Exercise aim: Copy out all of the data exactly as it appears.

Dataset items
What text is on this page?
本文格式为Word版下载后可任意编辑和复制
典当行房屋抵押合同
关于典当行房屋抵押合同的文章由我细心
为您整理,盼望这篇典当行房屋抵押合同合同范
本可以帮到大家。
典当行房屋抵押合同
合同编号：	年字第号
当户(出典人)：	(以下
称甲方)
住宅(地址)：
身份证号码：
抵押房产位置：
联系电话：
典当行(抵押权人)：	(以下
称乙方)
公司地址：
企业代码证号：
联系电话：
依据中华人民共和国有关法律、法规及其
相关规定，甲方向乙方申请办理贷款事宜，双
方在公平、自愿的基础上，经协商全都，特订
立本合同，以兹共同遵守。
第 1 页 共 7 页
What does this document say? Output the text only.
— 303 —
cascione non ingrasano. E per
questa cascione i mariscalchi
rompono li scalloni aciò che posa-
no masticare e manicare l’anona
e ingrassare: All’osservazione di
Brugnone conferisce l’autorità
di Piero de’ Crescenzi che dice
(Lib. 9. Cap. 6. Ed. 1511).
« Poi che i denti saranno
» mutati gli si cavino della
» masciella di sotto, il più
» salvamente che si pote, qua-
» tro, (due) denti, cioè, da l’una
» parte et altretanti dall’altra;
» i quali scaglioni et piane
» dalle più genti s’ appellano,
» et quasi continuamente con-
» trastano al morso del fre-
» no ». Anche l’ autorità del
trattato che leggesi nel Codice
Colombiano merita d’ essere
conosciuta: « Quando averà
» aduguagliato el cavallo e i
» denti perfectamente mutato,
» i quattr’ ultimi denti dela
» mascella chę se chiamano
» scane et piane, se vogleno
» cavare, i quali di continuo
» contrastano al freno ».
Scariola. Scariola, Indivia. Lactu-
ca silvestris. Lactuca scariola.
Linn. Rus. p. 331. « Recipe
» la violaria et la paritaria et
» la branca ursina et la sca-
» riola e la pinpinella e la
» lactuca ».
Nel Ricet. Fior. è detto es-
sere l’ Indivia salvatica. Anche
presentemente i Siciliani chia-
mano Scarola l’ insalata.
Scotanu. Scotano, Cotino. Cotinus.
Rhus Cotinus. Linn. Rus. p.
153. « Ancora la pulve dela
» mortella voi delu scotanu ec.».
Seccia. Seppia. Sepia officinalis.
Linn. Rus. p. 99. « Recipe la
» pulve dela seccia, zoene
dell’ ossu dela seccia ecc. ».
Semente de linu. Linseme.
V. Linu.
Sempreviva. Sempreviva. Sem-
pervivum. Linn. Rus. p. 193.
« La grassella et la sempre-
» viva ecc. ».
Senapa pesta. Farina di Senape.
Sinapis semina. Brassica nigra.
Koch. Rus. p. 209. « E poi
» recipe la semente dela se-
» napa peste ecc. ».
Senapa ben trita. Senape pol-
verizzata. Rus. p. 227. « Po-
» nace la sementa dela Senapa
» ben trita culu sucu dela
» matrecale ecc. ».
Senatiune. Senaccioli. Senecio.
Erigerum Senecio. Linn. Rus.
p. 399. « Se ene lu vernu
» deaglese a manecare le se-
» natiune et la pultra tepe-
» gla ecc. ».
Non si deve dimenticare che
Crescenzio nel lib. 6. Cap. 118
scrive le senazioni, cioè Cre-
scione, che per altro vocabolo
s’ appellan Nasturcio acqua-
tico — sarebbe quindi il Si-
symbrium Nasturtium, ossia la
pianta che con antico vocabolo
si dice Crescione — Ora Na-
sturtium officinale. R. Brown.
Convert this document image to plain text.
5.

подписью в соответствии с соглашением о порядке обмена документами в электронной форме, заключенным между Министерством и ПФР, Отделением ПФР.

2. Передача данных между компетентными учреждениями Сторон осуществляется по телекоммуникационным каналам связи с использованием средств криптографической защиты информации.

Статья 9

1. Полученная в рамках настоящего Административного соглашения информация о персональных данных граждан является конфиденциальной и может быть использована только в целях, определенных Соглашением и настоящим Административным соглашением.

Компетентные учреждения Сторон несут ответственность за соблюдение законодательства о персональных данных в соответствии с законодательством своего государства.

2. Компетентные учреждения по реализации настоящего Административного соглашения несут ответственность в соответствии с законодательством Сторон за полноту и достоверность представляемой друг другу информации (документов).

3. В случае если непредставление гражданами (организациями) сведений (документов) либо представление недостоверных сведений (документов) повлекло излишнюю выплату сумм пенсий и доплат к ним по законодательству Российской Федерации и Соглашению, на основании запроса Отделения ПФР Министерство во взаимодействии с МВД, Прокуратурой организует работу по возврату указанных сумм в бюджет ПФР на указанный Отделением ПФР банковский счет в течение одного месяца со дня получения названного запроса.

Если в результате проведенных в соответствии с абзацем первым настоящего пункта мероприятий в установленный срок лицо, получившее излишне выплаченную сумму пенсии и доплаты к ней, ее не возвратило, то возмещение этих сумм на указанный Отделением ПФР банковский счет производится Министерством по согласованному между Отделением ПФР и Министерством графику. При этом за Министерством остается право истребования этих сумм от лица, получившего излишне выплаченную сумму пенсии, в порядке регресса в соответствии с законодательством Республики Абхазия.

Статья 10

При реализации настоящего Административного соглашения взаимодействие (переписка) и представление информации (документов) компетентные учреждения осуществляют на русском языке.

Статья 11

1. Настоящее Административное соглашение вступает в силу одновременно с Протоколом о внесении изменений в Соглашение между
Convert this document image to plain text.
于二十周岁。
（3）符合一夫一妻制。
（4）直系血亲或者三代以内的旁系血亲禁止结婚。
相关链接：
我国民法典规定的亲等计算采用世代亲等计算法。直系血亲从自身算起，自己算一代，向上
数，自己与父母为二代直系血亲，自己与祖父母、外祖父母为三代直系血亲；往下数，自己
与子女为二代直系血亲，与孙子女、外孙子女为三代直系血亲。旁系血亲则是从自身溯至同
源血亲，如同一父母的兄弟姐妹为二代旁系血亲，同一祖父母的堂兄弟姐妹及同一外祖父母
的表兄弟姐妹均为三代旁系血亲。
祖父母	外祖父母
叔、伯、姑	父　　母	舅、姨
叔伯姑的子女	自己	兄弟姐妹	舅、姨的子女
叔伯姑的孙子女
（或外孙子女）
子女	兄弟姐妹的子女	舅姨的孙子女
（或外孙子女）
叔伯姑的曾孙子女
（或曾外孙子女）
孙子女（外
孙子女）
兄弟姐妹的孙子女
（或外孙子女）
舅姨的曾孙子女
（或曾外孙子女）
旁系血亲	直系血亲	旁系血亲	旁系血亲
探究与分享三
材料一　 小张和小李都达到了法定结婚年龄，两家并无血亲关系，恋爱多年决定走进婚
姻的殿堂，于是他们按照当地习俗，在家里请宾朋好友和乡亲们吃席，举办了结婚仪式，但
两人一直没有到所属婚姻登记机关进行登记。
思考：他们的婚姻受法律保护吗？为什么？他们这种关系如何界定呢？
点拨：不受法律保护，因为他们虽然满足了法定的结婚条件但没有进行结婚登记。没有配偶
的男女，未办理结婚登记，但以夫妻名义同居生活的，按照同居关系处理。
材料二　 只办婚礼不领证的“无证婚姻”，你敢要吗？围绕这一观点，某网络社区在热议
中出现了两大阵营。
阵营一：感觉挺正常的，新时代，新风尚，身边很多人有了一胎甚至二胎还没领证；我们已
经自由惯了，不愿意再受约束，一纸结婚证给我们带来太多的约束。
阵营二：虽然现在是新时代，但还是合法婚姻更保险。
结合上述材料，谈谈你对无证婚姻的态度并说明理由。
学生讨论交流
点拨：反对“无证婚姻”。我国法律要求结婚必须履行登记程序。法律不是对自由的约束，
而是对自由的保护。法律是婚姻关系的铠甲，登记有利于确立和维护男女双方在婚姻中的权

Solution:
What text is on this page?
本文格式为Word版下载后可任意编辑和复制
典当行房屋抵押合同
关于典当行房屋抵押合同的文章由我细心
为您整理,盼望这篇典当行房屋抵押合同合同范
本可以帮到大家。
典当行房屋抵押合同
合同编号：	年字第号
当户(出典人)：	(以下
称甲方)
住宅(地址)：
身份证号码：
抵押房产位置：
联系电话：
典当行(抵押权人)：	(以下
称乙方)
公司地址：
企业代码证号：
联系电话：
依据中华人民共和国有关法律、法规及其
相关规定，甲方向乙方申请办理贷款事宜，双
方在公平、自愿的基础上，经协商全都，特订
立本合同，以兹共同遵守。
第 1 页 共 7 页
What does this document say? Output the text only.
— 303 —
cascione non ingrasano. E per
questa cascione i mariscalchi
rompono li scalloni aciò che posa-
no masticare e manicare l’anona
e ingrassare: All’osservazione di
Brugnone conferisce l’autorità
di Piero de’ Crescenzi che dice
(Lib. 9. Cap. 6. Ed. 1511).
« Poi che i denti saranno
» mutati gli si cavino della
» masciella di sotto, il più
» salvamente che si pote, qua-
» tro, (due) denti, cioè, da l’una
» parte et altretanti dall’altra;
» i quali scaglioni et piane
» dalle più genti s’ appellano,
» et quasi continuamente con-
» trastano al morso del fre-
» no ». Anche l’ autorità del
trattato che leggesi nel Codice
Colombiano merita d’ essere
conosciuta: « Quando averà
» aduguagliato el cavallo e i
» denti perfectamente mutato,
» i quattr’ ultimi denti dela
» mascella chę se chiamano
» scane et piane, se vogleno
» cavare, i quali di continuo
» contrastano al freno ».
Scariola. Scariola, Indivia. Lactu-
ca silvestris. Lactuca scariola.
Linn. Rus. p. 331. « Recipe
» la violaria et la paritaria et
» la branca ursina et la sca-
» riola e la pinpinella e la
» lactuca ».
Nel Ricet. Fior. è detto es-
sere l’ Indivia salvatica. Anche
presentemente i Siciliani chia-
mano Scarola l’ insalata.
Scotanu. Scotano, Cotino. Cotinus.
Rhus Cotinus. Linn. Rus. p.
153. « Ancora la pulve dela
» mortella voi delu scotanu ec.».
Seccia. Seppia. Sepia officinalis.
Linn. Rus. p. 99. « Recipe la
» pulve dela seccia, zoene
dell’ ossu dela seccia ecc. ».
Semente de linu. Linseme.
V. Linu.
Sempreviva. Sempreviva. Sem-
pervivum. Linn. Rus. p. 193.
« La grassella et la sempre-
» viva ecc. ».
Senapa pesta. Farina di Senape.
Sinapis semina. Brassica nigra.
Koch. Rus. p. 209. « E poi
» recipe la semente dela se-
» napa peste ecc. ».
Senapa ben trita. Senape pol-
verizzata. Rus. p. 227. « Po-
» nace la sementa dela Senapa
» ben trita culu sucu dela
» matrecale ecc. ».
Senatiune. Senaccioli. Senecio.
Erigerum Senecio. Linn. Rus.
p. 399. « Se ene lu vernu
» deaglese a manecare le se-
» natiune et la pultra tepe-
» gla ecc. ».
Non si deve dimenticare che
Crescenzio nel lib. 6. Cap. 118
scrive le senazioni, cioè Cre-
scione, che per altro vocabolo
s’ appellan Nasturcio acqua-
tico — sarebbe quindi il Si-
symbrium Nasturtium, ossia la
pianta che con antico vocabolo
si dice Crescione — Ora Na-
sturtium officinale. R. Brown.
Convert this document image to plain text.
5.

подписью в соответствии с соглашением о порядке обмена документами в электронной форме, заключенным между Министерством и ПФР, Отделением ПФР.

2. Передача данных между компетентными учреждениями Сторон осуществляется по телекоммуникационным каналам связи с использованием средств криптографической защиты информации.

Статья 9

1. Полученная в рамках настоящего Административного соглашения информация о персональных данных граждан является конфиденциальной и может быть использована только в целях, определенных Соглашением и настоящим Административным соглашением.

Компетентные учреждения Сторон несут ответственность за соблюдение законодательства о персональных данных в соответствии с законодательством своего государства.

2. Компетентные учреждения по реализации настоящего Административного соглашения несут ответственность в соответствии с законодательством Сторон за полноту и достоверность представляемой друг другу информации (документов).

3. В случае если непредставление гражданами (организациями) сведений (документов) либо представление недостоверных сведений (документов) повлекло излишнюю выплату сумм пенсий и доплат к ним по законодательству Российской Федерации и Соглашению, на основании запроса Отделения ПФР Министерство во взаимодействии с МВД, Прокуратурой организует работу по возврату указанных сумм в бюджет ПФР на указанный Отделением ПФР банковский счет в течение одного месяца со дня получения названного запроса.

Если в результате проведенных в соответствии с абзацем первым настоящего пункта мероприятий в установленный срок лицо, получившее излишне выплаченную сумму пенсии и доплаты к ней, ее не возвратило, то возмещение этих сумм на указанный Отделением ПФР банковский счет производится Министерством по согласованному между Отделением ПФР и Министерством графику. При этом за Министерством остается право истребования этих сумм от лица, получившего излишне выплаченную сумму пенсии, в порядке регресса в соответствии с законодательством Республики Абхазия.

Статья 10

При реализации настоящего Административного соглашения взаимодействие (переписка) и представление информации (документов) компетентные учреждения осуществляют на русском языке.

Статья 11

1. Настоящее Административное соглашение вступает в силу одновременно с Протоколом о внесении изменений в Соглашение между
Convert this document image to plain text.
于二十周岁。
（3）符合一夫一妻制。
（4）直系血亲或者三代以内的旁系血亲禁止结婚。
相关链接：
我国民法典规定的亲等计算采用世代亲等计算法。直系血亲从自身算起，自己算一代，向上
数，自己与父母为二代直系血亲，自己与祖父母、外祖父母为三代直系血亲；往下数，自己
与子女为二代直系血亲，与孙子女、外孙子女为三代直系血亲。旁系血亲则是从自身溯至同
源血亲，如同一父母的兄弟姐妹为二代旁系血亲，同一祖父母的堂兄弟姐妹及同一外祖父母
的表兄弟姐妹均为三代旁系血亲。
祖父母	外祖父母
叔、伯、姑	父　　母	舅、姨
叔伯姑的子女	自己	兄弟姐妹	舅、姨的子女
叔伯姑的孙子女
（或外孙子女）
子女	兄弟姐妹的子女	舅姨的孙子女
（或外孙子女）
叔伯姑的曾孙子女
（或曾外孙子女）
孙子女（外
孙子女）
兄弟姐妹的孙子女
（或外孙子女）
舅姨的曾孙子女
（或曾外孙子女）
旁系血亲	直系血亲	旁系血亲	旁系血亲
探究与分享三
材料一　 小张和小李都达到了法定结婚年龄，两家并无血亲关系，恋爱多年决定走进婚
姻的殿堂，于是他们按照当地习俗，在家里请宾朋好友和乡亲们吃席，举办了结婚仪式，但
两人一直没有到所属婚姻登记机关进行登记。
思考：他们的婚姻受法律保护吗？为什么？他们这种关系如何界定呢？
点拨：不受法律保护，因为他们虽然满足了法定的结婚条件但没有进行结婚登记。没有配偶
的男女，未办理结婚登记，但以夫妻名义同居生活的，按照同居关系处理。
材料二　 只办婚礼不领证的“无证婚姻”，你敢要吗？围绕这一观点，某网络社区在热议
中出现了两大阵营。
阵营一：感觉挺正常的，新时代，新风尚，身边很多人有了一胎甚至二胎还没领证；我们已
经自由惯了，不愿意再受约束，一纸结婚证给我们带来太多的约束。
阵营二：虽然现在是新时代，但还是合法婚姻更保险。
结合上述材料，谈谈你对无证婚姻的态度并说明理由。
学生讨论交流
点拨：反对“无证婚姻”。我国法律要求结婚必须履行登记程序。法律不是对自由的约束，
而是对自由的保护。法律是婚姻关系的铠甲，登记有利于确立和维护男女双方在婚姻中的权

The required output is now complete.